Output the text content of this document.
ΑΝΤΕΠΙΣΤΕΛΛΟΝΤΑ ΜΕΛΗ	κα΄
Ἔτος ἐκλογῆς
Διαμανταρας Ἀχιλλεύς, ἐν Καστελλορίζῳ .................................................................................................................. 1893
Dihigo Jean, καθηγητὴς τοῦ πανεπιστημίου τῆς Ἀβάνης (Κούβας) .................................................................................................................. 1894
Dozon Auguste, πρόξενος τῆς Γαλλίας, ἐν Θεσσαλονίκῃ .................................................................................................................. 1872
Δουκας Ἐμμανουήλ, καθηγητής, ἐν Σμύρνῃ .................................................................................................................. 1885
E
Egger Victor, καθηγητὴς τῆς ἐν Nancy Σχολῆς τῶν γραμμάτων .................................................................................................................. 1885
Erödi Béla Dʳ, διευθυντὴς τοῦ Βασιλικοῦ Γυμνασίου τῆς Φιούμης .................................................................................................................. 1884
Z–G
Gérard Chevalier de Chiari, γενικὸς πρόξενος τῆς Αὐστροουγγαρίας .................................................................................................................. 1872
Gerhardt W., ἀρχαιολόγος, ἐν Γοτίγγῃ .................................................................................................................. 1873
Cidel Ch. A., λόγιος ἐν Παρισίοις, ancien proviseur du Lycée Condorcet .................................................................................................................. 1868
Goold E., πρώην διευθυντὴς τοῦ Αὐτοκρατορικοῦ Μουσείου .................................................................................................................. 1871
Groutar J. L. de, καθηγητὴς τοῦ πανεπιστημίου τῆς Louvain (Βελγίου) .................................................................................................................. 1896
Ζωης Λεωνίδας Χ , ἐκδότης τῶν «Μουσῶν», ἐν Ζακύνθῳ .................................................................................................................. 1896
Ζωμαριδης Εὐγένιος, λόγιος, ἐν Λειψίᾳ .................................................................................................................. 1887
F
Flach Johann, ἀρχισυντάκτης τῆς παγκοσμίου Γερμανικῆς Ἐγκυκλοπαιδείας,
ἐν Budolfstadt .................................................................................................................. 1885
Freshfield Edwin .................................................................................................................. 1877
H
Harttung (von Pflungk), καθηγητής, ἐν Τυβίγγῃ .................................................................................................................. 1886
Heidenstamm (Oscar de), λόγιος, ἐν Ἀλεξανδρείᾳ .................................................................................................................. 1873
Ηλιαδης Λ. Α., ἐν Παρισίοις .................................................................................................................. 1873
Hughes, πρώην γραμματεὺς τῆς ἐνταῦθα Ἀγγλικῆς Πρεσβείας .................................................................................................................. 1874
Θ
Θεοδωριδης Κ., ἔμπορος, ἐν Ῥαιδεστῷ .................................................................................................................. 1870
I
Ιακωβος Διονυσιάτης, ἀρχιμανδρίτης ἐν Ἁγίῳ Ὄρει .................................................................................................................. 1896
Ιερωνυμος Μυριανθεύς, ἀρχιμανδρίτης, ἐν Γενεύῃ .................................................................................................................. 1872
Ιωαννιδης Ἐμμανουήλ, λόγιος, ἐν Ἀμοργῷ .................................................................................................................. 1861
================================
GIVEN EXERCISE:
Write only the number of lines in the data above that include "ἀρχιμανδρίτης".

RESPONSE TO THE TASK:
2